= Items =

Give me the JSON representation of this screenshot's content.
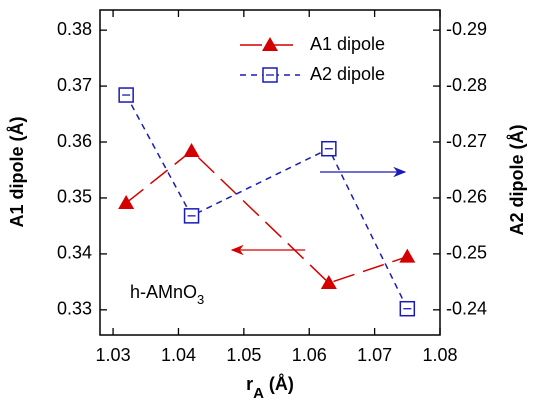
{
  "chart_data": {
    "type": "line",
    "x": [
      1.032,
      1.042,
      1.063,
      1.075
    ],
    "series": [
      {
        "name": "A1 dipole",
        "color": "#d40000",
        "marker": "triangle",
        "values": [
          0.3491,
          0.3584,
          0.3348,
          0.3395
        ]
      },
      {
        "name": "A2 dipole",
        "color": "#1a1ab8",
        "marker": "square",
        "axis": "y2",
        "values": [
          -0.2784,
          -0.2568,
          -0.2688,
          -0.2402
        ]
      }
    ],
    "xlim": [
      1.028,
      1.08
    ],
    "xticks": [
      1.03,
      1.04,
      1.05,
      1.06,
      1.07,
      1.08
    ],
    "ylim": [
      0.3255,
      0.3836
    ],
    "yticks": [
      0.33,
      0.34,
      0.35,
      0.36,
      0.37,
      0.38
    ],
    "y2lim": [
      -0.2355,
      -0.2936
    ],
    "y2ticks": [
      -0.29,
      -0.28,
      -0.27,
      -0.26,
      -0.25,
      -0.24
    ],
    "xlabel": {
      "main": "r",
      "sub": "A",
      "unit": " (Å)"
    },
    "ylabel": "A1 dipole  (Å)",
    "y2label": "A2 dipole (Å)",
    "annotation": {
      "main": "h-AMnO",
      "sub": "3"
    },
    "legend": "upper right"
  }
}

= Requirement =
Write out every entry again word for word, without any of the pictures.

= Solution to this problem =
Give me the JSON representation of this screenshot's content.
{
  "chart_data": {
    "type": "line",
    "x": [
      1.032,
      1.042,
      1.063,
      1.075
    ],
    "series": [
      {
        "name": "A1 dipole",
        "color": "#d40000",
        "marker": "triangle",
        "values": [
          0.3491,
          0.3584,
          0.3348,
          0.3395
        ]
      },
      {
        "name": "A2 dipole",
        "color": "#1a1ab8",
        "marker": "square",
        "axis": "y2",
        "values": [
          -0.2784,
          -0.2568,
          -0.2688,
          -0.2402
        ]
      }
    ],
    "xlim": [
      1.028,
      1.08
    ],
    "xticks": [
      1.03,
      1.04,
      1.05,
      1.06,
      1.07,
      1.08
    ],
    "ylim": [
      0.3255,
      0.3836
    ],
    "yticks": [
      0.33,
      0.34,
      0.35,
      0.36,
      0.37,
      0.38
    ],
    "y2lim": [
      -0.2355,
      -0.2936
    ],
    "y2ticks": [
      -0.29,
      -0.28,
      -0.27,
      -0.26,
      -0.25,
      -0.24
    ],
    "xlabel": {
      "main": "r",
      "sub": "A",
      "unit": " (Å)"
    },
    "ylabel": "A1 dipole  (Å)",
    "y2label": "A2 dipole (Å)",
    "annotation": {
      "main": "h-AMnO",
      "sub": "3"
    },
    "legend": "upper right"
  }
}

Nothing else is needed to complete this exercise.